> [Required task]: Find each line holding "Comprendemos" and copy it out.

--- Input ---

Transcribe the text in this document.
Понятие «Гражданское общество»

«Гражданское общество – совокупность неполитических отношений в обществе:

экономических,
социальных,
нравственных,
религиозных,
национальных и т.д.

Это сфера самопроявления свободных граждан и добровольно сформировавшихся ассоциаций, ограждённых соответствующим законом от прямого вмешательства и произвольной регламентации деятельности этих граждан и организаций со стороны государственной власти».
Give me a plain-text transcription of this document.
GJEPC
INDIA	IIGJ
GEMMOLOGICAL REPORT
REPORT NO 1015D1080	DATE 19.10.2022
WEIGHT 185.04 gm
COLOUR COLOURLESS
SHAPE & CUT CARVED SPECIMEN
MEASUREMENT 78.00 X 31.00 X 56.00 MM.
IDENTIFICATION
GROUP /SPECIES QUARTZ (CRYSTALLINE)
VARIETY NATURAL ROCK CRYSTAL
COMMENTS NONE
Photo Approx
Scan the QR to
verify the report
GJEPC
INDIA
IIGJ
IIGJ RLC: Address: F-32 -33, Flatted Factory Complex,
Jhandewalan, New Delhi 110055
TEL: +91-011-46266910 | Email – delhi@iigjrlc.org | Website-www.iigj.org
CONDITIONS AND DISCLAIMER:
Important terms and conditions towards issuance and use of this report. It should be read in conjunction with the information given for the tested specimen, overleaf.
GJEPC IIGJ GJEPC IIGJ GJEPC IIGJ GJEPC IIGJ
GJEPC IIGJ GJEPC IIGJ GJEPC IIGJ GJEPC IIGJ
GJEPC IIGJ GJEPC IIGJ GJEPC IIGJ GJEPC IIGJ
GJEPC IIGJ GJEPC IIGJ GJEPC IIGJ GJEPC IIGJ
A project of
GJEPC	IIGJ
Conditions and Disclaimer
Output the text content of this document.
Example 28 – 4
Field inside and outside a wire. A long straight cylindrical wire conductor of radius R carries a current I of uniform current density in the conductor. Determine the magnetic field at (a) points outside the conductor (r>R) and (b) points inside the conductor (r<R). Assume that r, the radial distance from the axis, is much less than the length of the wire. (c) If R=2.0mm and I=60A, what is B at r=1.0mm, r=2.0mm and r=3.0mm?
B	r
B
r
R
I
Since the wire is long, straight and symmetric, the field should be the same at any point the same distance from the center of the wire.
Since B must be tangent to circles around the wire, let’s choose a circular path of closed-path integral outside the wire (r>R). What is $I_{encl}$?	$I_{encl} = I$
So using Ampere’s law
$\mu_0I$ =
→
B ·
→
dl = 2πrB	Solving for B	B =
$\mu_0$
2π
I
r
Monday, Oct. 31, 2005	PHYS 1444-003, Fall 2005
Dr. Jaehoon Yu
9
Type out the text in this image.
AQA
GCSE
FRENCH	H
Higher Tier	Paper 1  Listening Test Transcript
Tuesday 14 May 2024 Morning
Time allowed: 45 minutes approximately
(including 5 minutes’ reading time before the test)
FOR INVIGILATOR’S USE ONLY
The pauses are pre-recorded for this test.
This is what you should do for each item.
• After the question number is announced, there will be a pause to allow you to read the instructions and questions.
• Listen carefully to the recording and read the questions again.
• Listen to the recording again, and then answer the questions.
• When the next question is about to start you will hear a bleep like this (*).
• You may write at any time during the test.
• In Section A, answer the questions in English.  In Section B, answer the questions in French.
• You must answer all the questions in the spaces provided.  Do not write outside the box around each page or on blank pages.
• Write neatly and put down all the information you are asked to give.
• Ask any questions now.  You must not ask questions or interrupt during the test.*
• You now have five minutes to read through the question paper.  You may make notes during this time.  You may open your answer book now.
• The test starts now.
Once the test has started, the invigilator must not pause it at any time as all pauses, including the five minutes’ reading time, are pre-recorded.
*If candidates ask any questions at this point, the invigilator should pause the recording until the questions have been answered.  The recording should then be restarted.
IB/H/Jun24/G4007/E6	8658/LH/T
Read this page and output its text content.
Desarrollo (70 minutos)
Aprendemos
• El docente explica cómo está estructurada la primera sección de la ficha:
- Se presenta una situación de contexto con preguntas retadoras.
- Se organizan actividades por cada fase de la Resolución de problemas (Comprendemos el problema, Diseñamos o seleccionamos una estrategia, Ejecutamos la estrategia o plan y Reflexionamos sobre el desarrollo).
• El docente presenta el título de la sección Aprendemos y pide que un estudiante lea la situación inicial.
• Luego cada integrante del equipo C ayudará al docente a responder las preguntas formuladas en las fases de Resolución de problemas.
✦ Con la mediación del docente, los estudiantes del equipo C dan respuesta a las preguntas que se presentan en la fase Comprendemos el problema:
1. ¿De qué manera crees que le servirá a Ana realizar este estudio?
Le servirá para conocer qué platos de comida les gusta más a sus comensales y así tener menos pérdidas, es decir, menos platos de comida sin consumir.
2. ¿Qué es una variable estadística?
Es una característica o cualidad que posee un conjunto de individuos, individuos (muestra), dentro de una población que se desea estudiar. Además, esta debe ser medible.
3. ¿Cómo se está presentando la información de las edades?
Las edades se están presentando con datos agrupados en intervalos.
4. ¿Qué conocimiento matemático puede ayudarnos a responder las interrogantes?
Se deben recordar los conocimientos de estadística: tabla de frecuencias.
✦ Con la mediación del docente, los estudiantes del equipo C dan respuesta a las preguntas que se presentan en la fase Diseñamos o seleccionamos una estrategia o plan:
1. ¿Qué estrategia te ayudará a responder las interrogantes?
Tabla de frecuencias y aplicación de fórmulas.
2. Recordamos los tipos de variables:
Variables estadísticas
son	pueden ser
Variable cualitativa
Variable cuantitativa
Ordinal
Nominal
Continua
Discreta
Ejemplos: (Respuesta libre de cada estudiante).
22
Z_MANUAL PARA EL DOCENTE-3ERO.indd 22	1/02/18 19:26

---

> [Answer to the task]:
- Se organizan actividades por cada fase de la Resolución de problemas (Comprendemos el problema, Diseñamos o seleccionamos una estrategia, Ejecutamos la estrategia o plan y Reflexionamos sobre el desarrollo).
✦ Con la mediación del docente, los estudiantes del equipo C dan respuesta a las preguntas que se presentan en la fase Comprendemos el problema:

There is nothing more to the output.